------ DATA EXTRACT ------
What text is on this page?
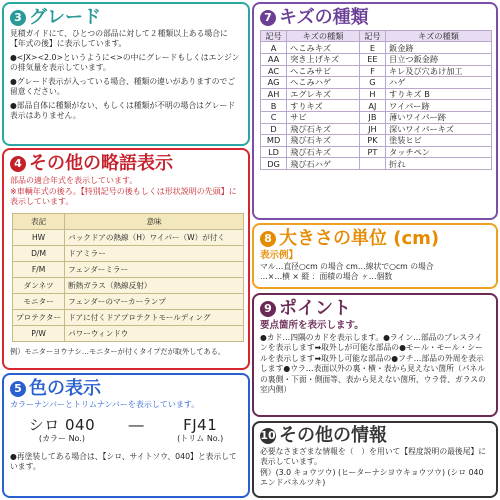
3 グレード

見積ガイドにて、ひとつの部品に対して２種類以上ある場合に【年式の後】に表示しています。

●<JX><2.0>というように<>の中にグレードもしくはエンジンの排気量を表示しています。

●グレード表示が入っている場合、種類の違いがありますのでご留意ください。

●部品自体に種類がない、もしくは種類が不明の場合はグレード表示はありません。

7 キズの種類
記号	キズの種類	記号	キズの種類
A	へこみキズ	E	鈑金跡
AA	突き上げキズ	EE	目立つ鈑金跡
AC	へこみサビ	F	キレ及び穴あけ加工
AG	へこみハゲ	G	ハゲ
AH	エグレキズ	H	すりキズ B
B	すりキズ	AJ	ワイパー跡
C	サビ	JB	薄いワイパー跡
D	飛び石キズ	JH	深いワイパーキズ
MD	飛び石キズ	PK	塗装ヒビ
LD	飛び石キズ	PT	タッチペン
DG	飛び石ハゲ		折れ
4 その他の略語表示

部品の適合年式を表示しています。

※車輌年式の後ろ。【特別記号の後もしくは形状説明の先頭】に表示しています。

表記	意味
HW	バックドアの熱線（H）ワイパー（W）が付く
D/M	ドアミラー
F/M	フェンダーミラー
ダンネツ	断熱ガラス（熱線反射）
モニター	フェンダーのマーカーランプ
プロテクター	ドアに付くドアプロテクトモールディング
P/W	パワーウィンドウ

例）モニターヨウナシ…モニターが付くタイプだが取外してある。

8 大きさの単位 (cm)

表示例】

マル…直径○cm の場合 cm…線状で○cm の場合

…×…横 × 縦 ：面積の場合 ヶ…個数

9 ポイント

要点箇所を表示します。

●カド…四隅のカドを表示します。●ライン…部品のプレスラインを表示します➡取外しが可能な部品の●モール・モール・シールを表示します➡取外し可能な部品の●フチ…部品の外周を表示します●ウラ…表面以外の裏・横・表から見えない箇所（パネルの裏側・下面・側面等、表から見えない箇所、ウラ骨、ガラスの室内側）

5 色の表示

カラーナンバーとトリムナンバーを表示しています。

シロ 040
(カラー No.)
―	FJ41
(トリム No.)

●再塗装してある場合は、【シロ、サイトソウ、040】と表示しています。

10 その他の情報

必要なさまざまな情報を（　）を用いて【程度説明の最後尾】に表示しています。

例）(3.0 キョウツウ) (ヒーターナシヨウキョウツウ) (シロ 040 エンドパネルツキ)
------
------ DATA EXTRACT ------
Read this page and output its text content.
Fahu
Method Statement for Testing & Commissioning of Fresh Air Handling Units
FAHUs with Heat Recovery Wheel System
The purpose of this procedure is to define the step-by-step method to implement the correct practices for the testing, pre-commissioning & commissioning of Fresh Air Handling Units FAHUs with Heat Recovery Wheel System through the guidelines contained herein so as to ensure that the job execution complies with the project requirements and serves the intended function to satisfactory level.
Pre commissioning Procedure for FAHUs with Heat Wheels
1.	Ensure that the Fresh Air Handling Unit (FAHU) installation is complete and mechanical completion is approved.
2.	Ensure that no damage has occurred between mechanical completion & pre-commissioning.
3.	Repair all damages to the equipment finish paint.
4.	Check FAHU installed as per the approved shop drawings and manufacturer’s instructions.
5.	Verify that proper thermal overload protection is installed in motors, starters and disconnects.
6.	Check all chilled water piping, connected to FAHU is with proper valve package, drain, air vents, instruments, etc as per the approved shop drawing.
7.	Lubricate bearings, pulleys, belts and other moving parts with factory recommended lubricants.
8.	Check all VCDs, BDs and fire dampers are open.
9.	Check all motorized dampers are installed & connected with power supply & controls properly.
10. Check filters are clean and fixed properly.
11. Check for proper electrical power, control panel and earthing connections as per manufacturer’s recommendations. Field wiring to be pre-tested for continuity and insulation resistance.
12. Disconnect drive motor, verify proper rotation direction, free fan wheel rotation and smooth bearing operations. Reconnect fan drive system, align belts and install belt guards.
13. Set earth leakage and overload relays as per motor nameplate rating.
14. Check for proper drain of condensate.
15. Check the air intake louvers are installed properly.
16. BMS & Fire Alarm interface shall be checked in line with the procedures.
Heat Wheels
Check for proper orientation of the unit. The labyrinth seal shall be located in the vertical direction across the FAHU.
------
= PROBLEM =
Look through the data above. Copy every line with the string "installed" in it.

= WRITTEN RESPONSE =
4.	Check FAHU installed as per the approved shop drawings and manufacturer’s instructions.
5.	Verify that proper thermal overload protection is installed in motors, starters and disconnects.
9.	Check all motorized dampers are installed & connected with power supply & controls properly.
15. Check the air intake louvers are installed properly.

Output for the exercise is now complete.